• **CHALLENGE**
Filter the data below for the string "Samuel" and copy each matching line.

• **ROWS**
..........

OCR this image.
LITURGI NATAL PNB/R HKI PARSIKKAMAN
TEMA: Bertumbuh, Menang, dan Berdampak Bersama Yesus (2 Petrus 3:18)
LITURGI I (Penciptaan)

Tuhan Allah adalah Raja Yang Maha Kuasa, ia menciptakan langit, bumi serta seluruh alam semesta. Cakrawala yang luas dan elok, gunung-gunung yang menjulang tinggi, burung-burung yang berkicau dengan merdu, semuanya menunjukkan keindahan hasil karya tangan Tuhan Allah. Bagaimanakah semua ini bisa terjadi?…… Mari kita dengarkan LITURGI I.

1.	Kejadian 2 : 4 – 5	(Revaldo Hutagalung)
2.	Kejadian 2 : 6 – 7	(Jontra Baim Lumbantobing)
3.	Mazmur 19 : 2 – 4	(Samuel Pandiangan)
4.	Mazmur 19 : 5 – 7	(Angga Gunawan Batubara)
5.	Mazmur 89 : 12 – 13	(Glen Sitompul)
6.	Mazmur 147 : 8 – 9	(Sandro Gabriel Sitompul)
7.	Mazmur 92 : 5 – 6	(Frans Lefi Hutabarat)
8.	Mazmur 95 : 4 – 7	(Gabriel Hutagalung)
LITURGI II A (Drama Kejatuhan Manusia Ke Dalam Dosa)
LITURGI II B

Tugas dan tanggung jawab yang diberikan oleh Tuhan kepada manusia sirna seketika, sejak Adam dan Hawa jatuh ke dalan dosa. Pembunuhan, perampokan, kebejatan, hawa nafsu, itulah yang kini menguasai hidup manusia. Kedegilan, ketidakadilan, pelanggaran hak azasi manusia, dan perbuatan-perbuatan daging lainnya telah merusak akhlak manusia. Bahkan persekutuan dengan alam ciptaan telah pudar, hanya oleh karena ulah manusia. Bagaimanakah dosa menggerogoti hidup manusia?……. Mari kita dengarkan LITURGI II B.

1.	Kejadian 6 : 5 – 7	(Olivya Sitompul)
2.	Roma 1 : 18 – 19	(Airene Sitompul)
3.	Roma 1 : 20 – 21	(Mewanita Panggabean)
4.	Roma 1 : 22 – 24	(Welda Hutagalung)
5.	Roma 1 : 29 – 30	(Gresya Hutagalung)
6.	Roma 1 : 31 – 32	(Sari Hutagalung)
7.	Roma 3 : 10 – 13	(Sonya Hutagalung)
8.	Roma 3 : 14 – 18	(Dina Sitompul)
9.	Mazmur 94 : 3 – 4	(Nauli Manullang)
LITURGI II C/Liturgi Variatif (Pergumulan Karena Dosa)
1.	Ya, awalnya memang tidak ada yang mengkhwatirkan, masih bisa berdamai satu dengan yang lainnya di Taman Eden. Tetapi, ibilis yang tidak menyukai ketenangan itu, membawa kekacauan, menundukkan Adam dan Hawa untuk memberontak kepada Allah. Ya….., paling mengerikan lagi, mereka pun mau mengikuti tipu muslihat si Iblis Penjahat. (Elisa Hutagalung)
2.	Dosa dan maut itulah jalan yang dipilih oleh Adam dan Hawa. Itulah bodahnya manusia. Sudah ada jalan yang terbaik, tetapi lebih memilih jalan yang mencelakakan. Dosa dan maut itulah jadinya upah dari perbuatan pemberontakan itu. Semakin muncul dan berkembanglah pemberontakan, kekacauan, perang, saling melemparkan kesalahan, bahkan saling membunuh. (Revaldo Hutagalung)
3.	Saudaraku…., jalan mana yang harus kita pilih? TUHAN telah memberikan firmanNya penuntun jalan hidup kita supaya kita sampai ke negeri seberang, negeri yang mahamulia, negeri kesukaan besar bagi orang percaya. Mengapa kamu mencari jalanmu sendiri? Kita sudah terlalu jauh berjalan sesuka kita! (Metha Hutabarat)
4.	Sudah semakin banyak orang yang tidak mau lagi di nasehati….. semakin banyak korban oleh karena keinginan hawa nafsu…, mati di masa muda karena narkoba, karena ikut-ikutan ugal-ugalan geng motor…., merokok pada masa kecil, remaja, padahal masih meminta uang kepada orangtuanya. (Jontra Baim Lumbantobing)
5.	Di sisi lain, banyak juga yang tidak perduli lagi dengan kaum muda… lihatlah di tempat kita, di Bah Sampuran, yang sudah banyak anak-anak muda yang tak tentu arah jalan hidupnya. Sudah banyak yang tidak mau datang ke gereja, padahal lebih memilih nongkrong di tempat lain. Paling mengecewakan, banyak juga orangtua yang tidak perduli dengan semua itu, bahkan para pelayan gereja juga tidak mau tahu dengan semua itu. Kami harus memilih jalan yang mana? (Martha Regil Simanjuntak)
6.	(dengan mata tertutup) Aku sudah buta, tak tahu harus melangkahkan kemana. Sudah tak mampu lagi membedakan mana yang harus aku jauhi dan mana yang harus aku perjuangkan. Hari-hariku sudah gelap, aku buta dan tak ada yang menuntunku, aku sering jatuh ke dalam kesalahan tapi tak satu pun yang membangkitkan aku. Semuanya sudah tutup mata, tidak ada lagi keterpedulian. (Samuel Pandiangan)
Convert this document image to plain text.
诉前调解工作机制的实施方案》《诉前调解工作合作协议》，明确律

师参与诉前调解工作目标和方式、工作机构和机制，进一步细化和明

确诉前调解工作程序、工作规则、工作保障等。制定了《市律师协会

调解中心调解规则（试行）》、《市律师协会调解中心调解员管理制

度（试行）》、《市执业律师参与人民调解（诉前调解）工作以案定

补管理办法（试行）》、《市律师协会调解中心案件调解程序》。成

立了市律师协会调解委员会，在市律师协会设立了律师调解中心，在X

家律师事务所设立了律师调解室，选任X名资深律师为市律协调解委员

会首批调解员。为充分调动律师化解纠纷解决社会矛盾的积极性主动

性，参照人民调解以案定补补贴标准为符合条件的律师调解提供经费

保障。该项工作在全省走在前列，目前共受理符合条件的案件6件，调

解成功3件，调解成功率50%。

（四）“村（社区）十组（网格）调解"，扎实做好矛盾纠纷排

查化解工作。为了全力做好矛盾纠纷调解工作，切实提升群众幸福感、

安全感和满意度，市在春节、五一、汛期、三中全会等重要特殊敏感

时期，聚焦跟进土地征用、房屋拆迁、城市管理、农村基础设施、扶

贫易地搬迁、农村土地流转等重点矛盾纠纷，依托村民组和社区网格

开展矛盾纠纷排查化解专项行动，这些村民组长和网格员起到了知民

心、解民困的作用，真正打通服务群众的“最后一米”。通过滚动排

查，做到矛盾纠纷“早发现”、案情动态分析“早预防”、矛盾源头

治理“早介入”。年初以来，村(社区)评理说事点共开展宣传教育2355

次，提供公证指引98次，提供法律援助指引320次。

..........

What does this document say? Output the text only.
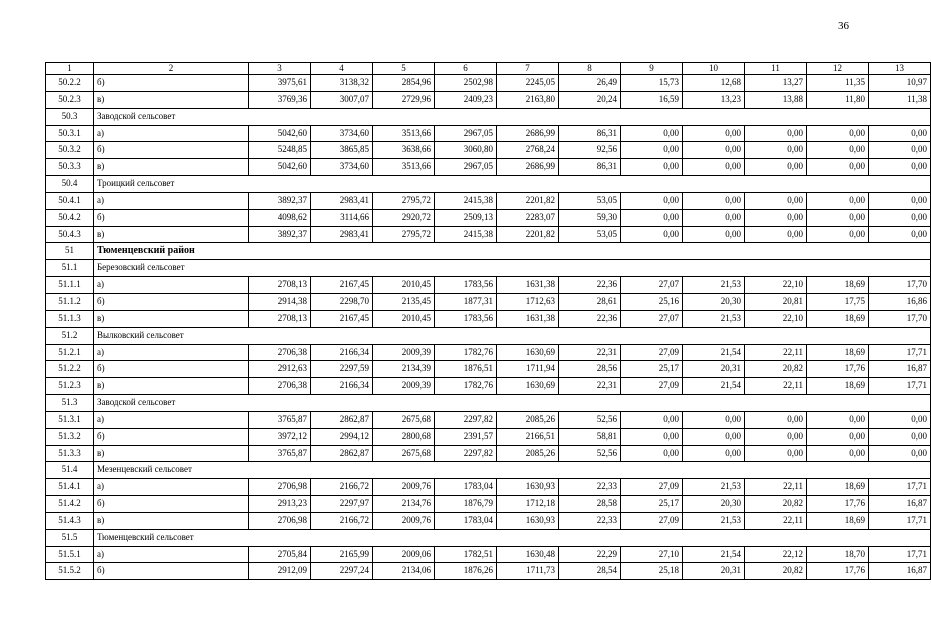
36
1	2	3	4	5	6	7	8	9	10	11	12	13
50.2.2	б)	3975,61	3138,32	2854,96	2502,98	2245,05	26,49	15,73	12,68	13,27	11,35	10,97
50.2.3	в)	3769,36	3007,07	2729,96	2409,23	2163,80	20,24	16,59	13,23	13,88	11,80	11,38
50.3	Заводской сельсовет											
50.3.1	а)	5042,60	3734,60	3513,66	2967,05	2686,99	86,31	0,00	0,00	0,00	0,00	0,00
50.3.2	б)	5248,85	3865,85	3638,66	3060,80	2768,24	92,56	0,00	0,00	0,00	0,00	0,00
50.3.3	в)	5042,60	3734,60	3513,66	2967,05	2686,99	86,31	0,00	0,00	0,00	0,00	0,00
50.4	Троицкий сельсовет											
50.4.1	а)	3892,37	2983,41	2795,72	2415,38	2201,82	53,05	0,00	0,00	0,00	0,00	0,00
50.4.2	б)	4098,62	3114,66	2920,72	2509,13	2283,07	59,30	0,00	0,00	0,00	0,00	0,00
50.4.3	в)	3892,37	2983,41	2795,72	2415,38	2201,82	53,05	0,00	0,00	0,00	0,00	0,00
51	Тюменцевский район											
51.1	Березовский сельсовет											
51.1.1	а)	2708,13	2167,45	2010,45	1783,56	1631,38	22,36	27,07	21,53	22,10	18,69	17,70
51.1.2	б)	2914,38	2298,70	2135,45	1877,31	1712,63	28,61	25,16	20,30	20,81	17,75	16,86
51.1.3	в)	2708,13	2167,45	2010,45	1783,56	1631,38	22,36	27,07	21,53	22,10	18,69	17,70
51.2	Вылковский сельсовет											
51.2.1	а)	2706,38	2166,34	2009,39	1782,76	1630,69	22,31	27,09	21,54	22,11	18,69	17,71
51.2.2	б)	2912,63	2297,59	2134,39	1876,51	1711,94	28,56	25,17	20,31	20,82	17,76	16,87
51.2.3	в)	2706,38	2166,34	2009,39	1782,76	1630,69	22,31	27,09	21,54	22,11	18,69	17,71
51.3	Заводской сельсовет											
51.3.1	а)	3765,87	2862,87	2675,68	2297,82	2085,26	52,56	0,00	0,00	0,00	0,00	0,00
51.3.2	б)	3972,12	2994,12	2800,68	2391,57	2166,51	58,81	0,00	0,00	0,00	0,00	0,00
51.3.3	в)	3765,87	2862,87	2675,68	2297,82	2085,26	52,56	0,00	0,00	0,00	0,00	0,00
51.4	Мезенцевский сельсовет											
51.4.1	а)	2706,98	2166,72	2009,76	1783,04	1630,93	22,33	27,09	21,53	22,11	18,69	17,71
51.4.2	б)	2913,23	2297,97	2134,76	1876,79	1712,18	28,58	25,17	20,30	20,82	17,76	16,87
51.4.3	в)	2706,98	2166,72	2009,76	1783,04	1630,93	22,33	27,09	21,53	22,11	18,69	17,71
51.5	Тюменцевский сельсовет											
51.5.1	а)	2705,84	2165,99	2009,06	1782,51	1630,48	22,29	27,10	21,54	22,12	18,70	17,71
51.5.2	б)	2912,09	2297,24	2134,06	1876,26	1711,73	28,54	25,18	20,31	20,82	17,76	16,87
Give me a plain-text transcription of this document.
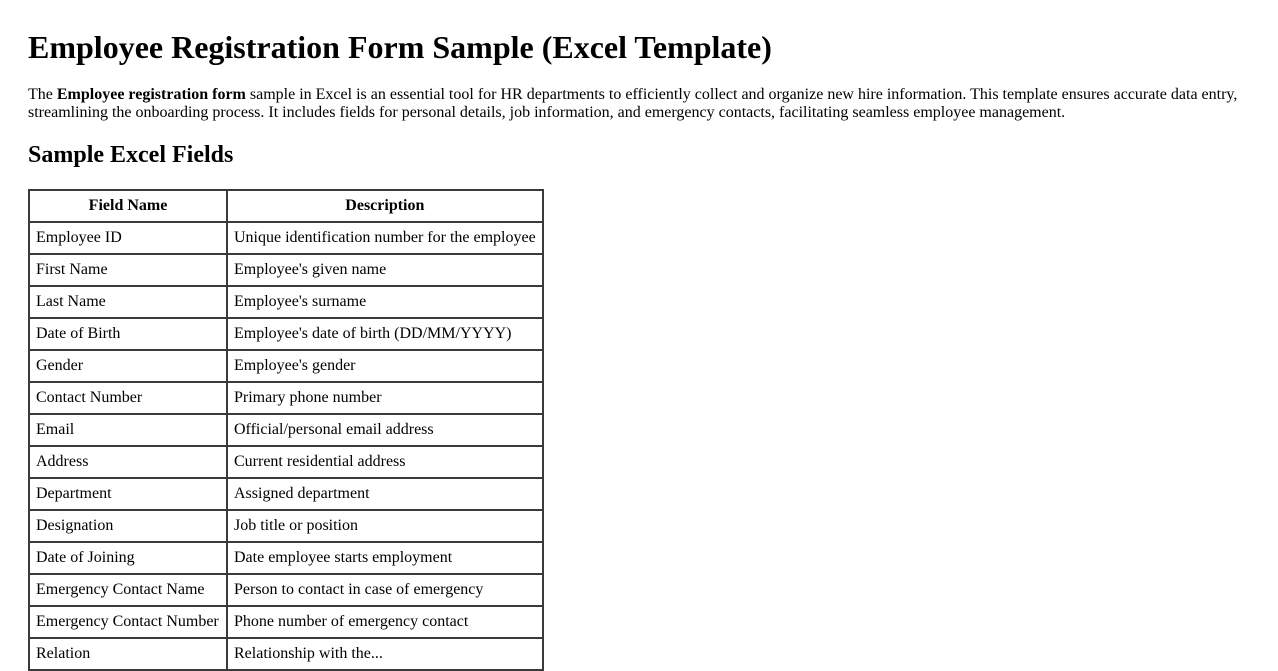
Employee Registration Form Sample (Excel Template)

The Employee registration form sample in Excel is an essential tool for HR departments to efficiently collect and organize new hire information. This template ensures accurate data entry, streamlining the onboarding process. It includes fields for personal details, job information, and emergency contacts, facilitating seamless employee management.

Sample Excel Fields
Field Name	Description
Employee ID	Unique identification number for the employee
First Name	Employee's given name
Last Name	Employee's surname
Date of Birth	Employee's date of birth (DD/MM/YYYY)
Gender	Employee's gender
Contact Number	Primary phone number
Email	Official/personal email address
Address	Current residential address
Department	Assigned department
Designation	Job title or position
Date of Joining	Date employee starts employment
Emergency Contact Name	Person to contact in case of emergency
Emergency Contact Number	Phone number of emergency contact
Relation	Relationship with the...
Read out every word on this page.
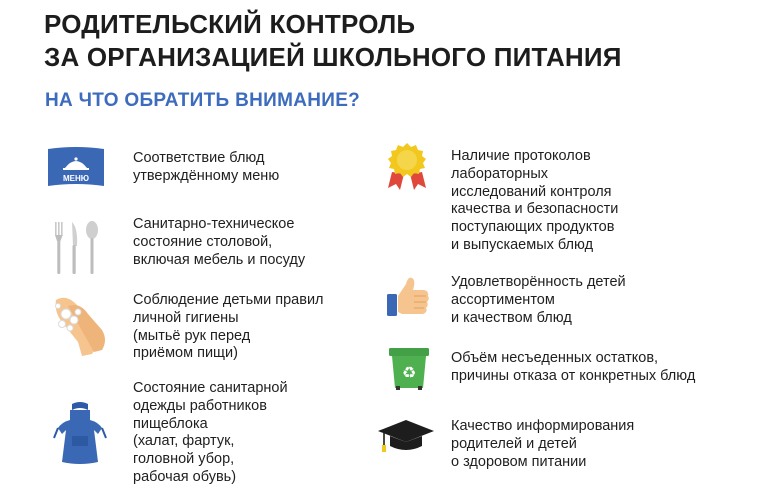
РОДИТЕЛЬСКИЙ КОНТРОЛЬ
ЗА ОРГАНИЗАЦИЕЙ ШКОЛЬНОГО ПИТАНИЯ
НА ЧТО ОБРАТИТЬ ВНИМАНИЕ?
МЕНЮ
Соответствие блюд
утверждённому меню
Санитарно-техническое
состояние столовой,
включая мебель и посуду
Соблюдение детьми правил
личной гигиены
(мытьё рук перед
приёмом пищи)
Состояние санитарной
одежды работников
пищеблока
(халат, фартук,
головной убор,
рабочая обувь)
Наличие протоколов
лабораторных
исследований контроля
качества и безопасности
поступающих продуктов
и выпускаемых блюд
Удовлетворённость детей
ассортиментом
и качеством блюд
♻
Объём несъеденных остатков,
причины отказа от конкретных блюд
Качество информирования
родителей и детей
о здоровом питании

..........

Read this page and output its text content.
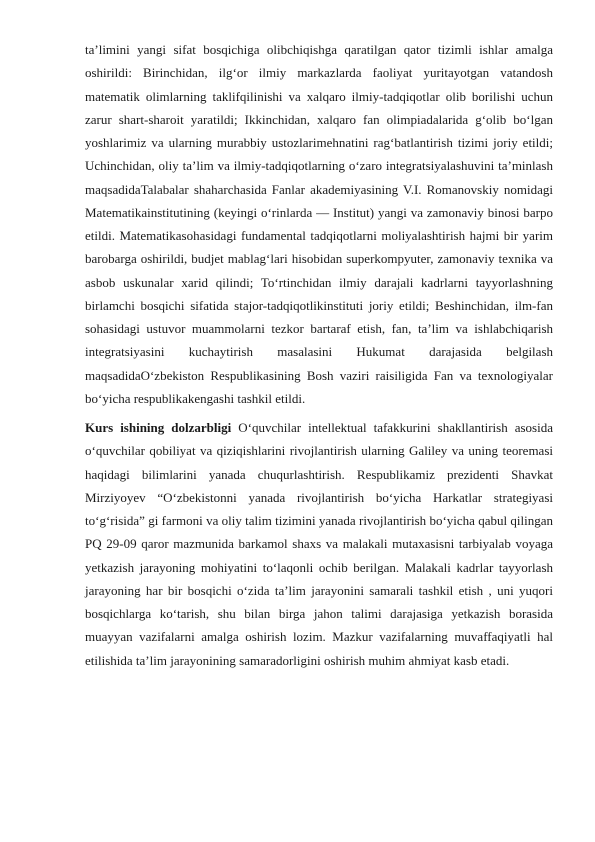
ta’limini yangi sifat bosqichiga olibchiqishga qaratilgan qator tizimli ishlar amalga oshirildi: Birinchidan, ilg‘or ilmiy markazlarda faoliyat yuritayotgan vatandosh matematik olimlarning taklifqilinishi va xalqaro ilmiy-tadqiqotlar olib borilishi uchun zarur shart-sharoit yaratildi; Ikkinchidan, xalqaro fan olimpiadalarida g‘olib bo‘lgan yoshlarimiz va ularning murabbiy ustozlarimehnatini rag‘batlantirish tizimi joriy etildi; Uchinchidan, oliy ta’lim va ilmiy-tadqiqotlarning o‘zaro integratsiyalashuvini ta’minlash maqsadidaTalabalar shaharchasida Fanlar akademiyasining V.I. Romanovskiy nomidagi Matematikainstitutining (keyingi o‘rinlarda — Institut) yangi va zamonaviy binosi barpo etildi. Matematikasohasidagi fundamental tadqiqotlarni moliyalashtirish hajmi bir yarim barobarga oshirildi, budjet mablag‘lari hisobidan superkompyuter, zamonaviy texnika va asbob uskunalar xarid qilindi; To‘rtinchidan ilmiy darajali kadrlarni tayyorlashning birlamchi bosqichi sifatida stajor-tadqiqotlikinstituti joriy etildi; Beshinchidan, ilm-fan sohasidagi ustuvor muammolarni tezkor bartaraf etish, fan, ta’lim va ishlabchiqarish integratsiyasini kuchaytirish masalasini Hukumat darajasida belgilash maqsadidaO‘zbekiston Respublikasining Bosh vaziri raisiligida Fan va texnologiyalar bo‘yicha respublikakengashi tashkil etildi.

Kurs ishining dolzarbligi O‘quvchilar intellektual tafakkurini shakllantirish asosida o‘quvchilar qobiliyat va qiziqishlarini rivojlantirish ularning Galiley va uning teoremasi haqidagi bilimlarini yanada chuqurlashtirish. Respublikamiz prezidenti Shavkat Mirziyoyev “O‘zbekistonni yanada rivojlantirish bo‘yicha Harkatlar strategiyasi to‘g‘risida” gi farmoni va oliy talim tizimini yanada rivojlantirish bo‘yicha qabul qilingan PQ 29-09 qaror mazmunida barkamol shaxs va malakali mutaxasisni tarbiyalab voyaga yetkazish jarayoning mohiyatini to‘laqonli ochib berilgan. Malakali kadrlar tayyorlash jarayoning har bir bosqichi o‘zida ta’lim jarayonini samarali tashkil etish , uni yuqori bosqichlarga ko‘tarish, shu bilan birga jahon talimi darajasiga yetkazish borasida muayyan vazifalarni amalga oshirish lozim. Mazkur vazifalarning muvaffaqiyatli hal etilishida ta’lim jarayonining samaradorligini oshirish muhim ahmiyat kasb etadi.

..........

• **EXPECTED ANSWER**
3.	Mazmur 19 : 2 – 4	(Samuel Pandiangan)
6.	(dengan mata tertutup) Aku sudah buta, tak tahu harus melangkahkan kemana. Sudah tak mampu lagi membedakan mana yang harus aku jauhi dan mana yang harus aku perjuangkan. Hari-hariku sudah gelap, aku buta dan tak ada yang menuntunku, aku sering jatuh ke dalam kesalahan tapi tak satu pun yang membangkitkan aku. Semuanya sudah tutup mata, tidak ada lagi keterpedulian. (Samuel Pandiangan)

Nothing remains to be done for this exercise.